[Figure dataset records]
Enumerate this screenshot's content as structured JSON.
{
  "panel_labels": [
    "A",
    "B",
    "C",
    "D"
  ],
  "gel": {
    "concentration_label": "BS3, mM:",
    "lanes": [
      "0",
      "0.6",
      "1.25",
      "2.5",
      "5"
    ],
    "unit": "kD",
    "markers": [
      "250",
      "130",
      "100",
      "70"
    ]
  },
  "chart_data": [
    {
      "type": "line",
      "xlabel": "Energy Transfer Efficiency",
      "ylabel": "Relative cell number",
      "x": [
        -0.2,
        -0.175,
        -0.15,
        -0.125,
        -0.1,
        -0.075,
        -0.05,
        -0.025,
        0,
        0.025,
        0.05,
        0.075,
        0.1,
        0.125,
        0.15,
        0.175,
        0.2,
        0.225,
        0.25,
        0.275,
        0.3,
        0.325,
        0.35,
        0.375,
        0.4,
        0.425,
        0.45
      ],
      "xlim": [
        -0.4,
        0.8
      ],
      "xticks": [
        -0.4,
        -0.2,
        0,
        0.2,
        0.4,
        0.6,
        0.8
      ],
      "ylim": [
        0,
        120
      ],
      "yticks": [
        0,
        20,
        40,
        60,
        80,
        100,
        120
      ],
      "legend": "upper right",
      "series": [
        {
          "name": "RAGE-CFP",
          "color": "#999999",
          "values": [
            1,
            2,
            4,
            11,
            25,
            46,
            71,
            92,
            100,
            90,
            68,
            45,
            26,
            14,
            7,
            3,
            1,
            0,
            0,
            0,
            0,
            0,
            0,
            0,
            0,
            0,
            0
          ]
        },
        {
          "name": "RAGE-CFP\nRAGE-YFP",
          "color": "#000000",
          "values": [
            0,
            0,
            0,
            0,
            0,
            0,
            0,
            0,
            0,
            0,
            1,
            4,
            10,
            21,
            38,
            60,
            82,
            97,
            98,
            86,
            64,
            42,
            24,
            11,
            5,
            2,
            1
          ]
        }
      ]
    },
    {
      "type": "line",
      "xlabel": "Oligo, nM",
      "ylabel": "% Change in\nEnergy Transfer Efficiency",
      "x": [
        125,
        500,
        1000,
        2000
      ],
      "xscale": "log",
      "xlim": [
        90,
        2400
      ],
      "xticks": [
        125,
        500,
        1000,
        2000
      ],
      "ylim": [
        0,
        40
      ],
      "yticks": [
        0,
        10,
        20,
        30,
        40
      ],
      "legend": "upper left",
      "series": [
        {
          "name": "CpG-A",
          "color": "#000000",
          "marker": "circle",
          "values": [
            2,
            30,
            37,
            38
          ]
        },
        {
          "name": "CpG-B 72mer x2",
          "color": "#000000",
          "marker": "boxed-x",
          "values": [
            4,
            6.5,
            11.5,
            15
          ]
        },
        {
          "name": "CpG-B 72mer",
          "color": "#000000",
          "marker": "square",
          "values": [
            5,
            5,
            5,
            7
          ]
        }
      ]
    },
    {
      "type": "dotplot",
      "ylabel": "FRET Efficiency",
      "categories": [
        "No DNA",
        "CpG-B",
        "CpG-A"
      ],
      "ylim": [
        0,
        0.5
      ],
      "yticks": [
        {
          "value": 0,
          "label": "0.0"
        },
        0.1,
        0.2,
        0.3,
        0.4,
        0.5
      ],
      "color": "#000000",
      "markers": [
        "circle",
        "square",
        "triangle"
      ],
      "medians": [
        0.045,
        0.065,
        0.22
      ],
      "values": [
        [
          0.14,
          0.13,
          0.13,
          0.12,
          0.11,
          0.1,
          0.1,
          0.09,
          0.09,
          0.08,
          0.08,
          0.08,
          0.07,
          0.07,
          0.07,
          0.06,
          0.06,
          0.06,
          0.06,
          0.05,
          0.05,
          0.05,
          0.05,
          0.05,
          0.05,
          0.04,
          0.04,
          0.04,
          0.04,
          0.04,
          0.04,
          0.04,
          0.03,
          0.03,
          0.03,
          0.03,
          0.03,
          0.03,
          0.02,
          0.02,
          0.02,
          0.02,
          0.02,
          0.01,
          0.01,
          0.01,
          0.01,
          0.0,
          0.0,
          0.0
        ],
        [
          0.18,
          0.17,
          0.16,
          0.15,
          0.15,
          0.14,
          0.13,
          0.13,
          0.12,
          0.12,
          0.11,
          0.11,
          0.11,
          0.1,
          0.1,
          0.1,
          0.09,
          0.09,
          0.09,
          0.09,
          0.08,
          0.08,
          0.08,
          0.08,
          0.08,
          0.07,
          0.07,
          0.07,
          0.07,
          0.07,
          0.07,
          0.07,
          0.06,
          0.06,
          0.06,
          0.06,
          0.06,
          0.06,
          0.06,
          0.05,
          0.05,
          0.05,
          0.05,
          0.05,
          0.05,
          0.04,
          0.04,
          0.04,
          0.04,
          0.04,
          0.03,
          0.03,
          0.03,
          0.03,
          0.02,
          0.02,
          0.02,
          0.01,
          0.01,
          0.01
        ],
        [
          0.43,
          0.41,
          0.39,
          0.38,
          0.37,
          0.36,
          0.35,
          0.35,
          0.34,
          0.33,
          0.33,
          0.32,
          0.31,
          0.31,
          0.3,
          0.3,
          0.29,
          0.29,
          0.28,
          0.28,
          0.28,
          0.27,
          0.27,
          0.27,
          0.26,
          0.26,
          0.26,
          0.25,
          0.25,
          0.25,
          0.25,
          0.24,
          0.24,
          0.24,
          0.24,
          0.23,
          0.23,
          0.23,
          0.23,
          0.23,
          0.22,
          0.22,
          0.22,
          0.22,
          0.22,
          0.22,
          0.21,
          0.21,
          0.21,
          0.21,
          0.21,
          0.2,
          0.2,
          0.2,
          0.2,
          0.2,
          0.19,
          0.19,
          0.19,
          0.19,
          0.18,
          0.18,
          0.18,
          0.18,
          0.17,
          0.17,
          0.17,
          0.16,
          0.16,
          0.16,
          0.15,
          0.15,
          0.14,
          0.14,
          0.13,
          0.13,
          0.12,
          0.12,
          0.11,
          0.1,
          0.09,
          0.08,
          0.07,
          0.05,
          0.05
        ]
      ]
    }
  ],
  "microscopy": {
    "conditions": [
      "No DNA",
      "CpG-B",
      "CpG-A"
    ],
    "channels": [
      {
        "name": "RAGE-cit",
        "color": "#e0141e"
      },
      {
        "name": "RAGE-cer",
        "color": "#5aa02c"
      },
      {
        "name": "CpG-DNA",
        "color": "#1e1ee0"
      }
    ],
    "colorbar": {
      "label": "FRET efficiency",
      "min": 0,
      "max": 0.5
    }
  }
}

# Task directions
Write out every line from the records above, word for word.

# Solved problem
Enumerate this screenshot's content as structured JSON.
{
  "panel_labels": [
    "A",
    "B",
    "C",
    "D"
  ],
  "gel": {
    "concentration_label": "BS3, mM:",
    "lanes": [
      "0",
      "0.6",
      "1.25",
      "2.5",
      "5"
    ],
    "unit": "kD",
    "markers": [
      "250",
      "130",
      "100",
      "70"
    ]
  },
  "chart_data": [
    {
      "type": "line",
      "xlabel": "Energy Transfer Efficiency",
      "ylabel": "Relative cell number",
      "x": [
        -0.2,
        -0.175,
        -0.15,
        -0.125,
        -0.1,
        -0.075,
        -0.05,
        -0.025,
        0,
        0.025,
        0.05,
        0.075,
        0.1,
        0.125,
        0.15,
        0.175,
        0.2,
        0.225,
        0.25,
        0.275,
        0.3,
        0.325,
        0.35,
        0.375,
        0.4,
        0.425,
        0.45
      ],
      "xlim": [
        -0.4,
        0.8
      ],
      "xticks": [
        -0.4,
        -0.2,
        0,
        0.2,
        0.4,
        0.6,
        0.8
      ],
      "ylim": [
        0,
        120
      ],
      "yticks": [
        0,
        20,
        40,
        60,
        80,
        100,
        120
      ],
      "legend": "upper right",
      "series": [
        {
          "name": "RAGE-CFP",
          "color": "#999999",
          "values": [
            1,
            2,
            4,
            11,
            25,
            46,
            71,
            92,
            100,
            90,
            68,
            45,
            26,
            14,
            7,
            3,
            1,
            0,
            0,
            0,
            0,
            0,
            0,
            0,
            0,
            0,
            0
          ]
        },
        {
          "name": "RAGE-CFP\nRAGE-YFP",
          "color": "#000000",
          "values": [
            0,
            0,
            0,
            0,
            0,
            0,
            0,
            0,
            0,
            0,
            1,
            4,
            10,
            21,
            38,
            60,
            82,
            97,
            98,
            86,
            64,
            42,
            24,
            11,
            5,
            2,
            1
          ]
        }
      ]
    },
    {
      "type": "line",
      "xlabel": "Oligo, nM",
      "ylabel": "% Change in\nEnergy Transfer Efficiency",
      "x": [
        125,
        500,
        1000,
        2000
      ],
      "xscale": "log",
      "xlim": [
        90,
        2400
      ],
      "xticks": [
        125,
        500,
        1000,
        2000
      ],
      "ylim": [
        0,
        40
      ],
      "yticks": [
        0,
        10,
        20,
        30,
        40
      ],
      "legend": "upper left",
      "series": [
        {
          "name": "CpG-A",
          "color": "#000000",
          "marker": "circle",
          "values": [
            2,
            30,
            37,
            38
          ]
        },
        {
          "name": "CpG-B 72mer x2",
          "color": "#000000",
          "marker": "boxed-x",
          "values": [
            4,
            6.5,
            11.5,
            15
          ]
        },
        {
          "name": "CpG-B 72mer",
          "color": "#000000",
          "marker": "square",
          "values": [
            5,
            5,
            5,
            7
          ]
        }
      ]
    },
    {
      "type": "dotplot",
      "ylabel": "FRET Efficiency",
      "categories": [
        "No DNA",
        "CpG-B",
        "CpG-A"
      ],
      "ylim": [
        0,
        0.5
      ],
      "yticks": [
        {
          "value": 0,
          "label": "0.0"
        },
        0.1,
        0.2,
        0.3,
        0.4,
        0.5
      ],
      "color": "#000000",
      "markers": [
        "circle",
        "square",
        "triangle"
      ],
      "medians": [
        0.045,
        0.065,
        0.22
      ],
      "values": [
        [
          0.14,
          0.13,
          0.13,
          0.12,
          0.11,
          0.1,
          0.1,
          0.09,
          0.09,
          0.08,
          0.08,
          0.08,
          0.07,
          0.07,
          0.07,
          0.06,
          0.06,
          0.06,
          0.06,
          0.05,
          0.05,
          0.05,
          0.05,
          0.05,
          0.05,
          0.04,
          0.04,
          0.04,
          0.04,
          0.04,
          0.04,
          0.04,
          0.03,
          0.03,
          0.03,
          0.03,
          0.03,
          0.03,
          0.02,
          0.02,
          0.02,
          0.02,
          0.02,
          0.01,
          0.01,
          0.01,
          0.01,
          0.0,
          0.0,
          0.0
        ],
        [
          0.18,
          0.17,
          0.16,
          0.15,
          0.15,
          0.14,
          0.13,
          0.13,
          0.12,
          0.12,
          0.11,
          0.11,
          0.11,
          0.1,
          0.1,
          0.1,
          0.09,
          0.09,
          0.09,
          0.09,
          0.08,
          0.08,
          0.08,
          0.08,
          0.08,
          0.07,
          0.07,
          0.07,
          0.07,
          0.07,
          0.07,
          0.07,
          0.06,
          0.06,
          0.06,
          0.06,
          0.06,
          0.06,
          0.06,
          0.05,
          0.05,
          0.05,
          0.05,
          0.05,
          0.05,
          0.04,
          0.04,
          0.04,
          0.04,
          0.04,
          0.03,
          0.03,
          0.03,
          0.03,
          0.02,
          0.02,
          0.02,
          0.01,
          0.01,
          0.01
        ],
        [
          0.43,
          0.41,
          0.39,
          0.38,
          0.37,
          0.36,
          0.35,
          0.35,
          0.34,
          0.33,
          0.33,
          0.32,
          0.31,
          0.31,
          0.3,
          0.3,
          0.29,
          0.29,
          0.28,
          0.28,
          0.28,
          0.27,
          0.27,
          0.27,
          0.26,
          0.26,
          0.26,
          0.25,
          0.25,
          0.25,
          0.25,
          0.24,
          0.24,
          0.24,
          0.24,
          0.23,
          0.23,
          0.23,
          0.23,
          0.23,
          0.22,
          0.22,
          0.22,
          0.22,
          0.22,
          0.22,
          0.21,
          0.21,
          0.21,
          0.21,
          0.21,
          0.2,
          0.2,
          0.2,
          0.2,
          0.2,
          0.19,
          0.19,
          0.19,
          0.19,
          0.18,
          0.18,
          0.18,
          0.18,
          0.17,
          0.17,
          0.17,
          0.16,
          0.16,
          0.16,
          0.15,
          0.15,
          0.14,
          0.14,
          0.13,
          0.13,
          0.12,
          0.12,
          0.11,
          0.1,
          0.09,
          0.08,
          0.07,
          0.05,
          0.05
        ]
      ]
    }
  ],
  "microscopy": {
    "conditions": [
      "No DNA",
      "CpG-B",
      "CpG-A"
    ],
    "channels": [
      {
        "name": "RAGE-cit",
        "color": "#e0141e"
      },
      {
        "name": "RAGE-cer",
        "color": "#5aa02c"
      },
      {
        "name": "CpG-DNA",
        "color": "#1e1ee0"
      }
    ],
    "colorbar": {
      "label": "FRET efficiency",
      "min": 0,
      "max": 0.5
    }
  }
}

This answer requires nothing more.